■ Problem description ■
Go through the listing beneath this task and return every line that carries the string "index".

Dataset items
-------------------------

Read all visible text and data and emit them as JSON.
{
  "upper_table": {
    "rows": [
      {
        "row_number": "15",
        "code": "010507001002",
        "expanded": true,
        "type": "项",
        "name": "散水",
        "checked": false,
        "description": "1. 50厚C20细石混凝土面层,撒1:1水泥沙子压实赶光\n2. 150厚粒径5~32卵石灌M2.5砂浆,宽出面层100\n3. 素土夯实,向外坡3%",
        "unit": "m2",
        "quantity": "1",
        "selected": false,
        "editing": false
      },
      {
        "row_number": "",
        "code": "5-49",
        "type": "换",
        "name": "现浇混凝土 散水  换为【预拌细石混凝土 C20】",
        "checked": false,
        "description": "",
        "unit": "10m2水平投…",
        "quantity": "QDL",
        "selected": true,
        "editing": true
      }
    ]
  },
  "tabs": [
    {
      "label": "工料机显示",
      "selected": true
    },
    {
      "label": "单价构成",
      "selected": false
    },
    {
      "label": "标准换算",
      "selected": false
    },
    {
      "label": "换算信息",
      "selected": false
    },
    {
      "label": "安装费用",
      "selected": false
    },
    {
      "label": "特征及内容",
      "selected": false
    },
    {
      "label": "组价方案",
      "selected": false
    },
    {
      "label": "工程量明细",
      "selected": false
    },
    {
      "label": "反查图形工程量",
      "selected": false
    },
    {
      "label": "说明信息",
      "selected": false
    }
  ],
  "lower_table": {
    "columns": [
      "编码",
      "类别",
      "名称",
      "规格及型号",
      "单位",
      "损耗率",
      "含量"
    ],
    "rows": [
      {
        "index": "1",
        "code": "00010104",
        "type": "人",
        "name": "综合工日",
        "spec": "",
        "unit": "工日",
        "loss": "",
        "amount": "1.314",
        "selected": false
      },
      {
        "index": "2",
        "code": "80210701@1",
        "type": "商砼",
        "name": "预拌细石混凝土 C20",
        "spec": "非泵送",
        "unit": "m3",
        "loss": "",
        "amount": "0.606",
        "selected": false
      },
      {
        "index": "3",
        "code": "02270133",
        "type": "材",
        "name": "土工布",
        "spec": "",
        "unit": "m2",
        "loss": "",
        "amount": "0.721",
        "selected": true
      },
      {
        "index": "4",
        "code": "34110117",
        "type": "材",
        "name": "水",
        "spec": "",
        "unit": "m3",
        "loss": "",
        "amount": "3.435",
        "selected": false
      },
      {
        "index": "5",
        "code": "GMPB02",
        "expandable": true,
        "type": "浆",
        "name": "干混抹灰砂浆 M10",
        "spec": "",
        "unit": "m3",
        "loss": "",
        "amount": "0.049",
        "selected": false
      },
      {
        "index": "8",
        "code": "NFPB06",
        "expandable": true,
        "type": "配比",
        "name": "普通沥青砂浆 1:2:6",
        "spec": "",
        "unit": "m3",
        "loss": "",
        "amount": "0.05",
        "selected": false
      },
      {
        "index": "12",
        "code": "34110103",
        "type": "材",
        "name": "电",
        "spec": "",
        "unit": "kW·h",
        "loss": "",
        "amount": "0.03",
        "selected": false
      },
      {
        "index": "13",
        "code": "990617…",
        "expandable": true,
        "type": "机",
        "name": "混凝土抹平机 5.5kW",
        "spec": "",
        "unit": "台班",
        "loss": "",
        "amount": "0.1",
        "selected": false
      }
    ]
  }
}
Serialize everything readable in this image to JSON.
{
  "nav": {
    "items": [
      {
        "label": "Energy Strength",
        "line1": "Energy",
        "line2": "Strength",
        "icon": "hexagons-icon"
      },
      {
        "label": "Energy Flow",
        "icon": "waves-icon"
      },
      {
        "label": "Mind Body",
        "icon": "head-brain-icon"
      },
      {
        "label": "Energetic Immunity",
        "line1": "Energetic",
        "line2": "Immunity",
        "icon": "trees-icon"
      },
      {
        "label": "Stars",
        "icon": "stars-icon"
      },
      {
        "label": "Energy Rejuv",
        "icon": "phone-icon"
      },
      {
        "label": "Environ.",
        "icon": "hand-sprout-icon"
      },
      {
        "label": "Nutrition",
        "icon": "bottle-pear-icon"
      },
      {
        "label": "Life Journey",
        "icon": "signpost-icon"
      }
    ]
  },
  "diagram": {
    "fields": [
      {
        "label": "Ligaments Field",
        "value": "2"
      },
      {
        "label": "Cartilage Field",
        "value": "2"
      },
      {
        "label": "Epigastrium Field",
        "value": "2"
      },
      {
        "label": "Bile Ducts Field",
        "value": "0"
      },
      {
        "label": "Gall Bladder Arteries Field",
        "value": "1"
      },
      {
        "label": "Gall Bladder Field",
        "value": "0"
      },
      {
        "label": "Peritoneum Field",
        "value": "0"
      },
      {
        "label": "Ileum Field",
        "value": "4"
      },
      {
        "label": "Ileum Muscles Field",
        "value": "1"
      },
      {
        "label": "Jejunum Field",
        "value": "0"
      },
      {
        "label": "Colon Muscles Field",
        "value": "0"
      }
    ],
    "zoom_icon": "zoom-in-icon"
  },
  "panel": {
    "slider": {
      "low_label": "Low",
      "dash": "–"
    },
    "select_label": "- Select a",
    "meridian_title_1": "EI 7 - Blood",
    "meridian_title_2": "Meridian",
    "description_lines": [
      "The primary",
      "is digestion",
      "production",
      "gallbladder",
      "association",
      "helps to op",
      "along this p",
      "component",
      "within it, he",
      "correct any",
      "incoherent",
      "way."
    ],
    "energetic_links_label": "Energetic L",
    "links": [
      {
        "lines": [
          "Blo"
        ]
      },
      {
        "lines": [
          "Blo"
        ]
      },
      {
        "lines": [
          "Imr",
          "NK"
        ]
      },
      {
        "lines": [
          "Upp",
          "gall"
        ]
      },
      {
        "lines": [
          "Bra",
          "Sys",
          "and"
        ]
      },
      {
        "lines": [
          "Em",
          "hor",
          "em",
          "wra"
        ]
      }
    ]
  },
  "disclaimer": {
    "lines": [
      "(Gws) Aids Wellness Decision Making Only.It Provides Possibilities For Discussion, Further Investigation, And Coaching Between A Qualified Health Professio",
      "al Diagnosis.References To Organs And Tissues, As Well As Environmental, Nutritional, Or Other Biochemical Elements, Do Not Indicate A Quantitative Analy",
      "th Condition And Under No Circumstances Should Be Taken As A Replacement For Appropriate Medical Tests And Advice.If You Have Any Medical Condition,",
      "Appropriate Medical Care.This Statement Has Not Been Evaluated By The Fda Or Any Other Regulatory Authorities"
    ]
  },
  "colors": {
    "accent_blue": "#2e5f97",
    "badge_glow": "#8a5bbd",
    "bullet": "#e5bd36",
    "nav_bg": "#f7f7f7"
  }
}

-------------------------

■ Solution to the problem ■
        "index": "1",
        "index": "2",
        "index": "3",
        "index": "4",
        "index": "5",
        "index": "8",
        "index": "12",
        "index": "13",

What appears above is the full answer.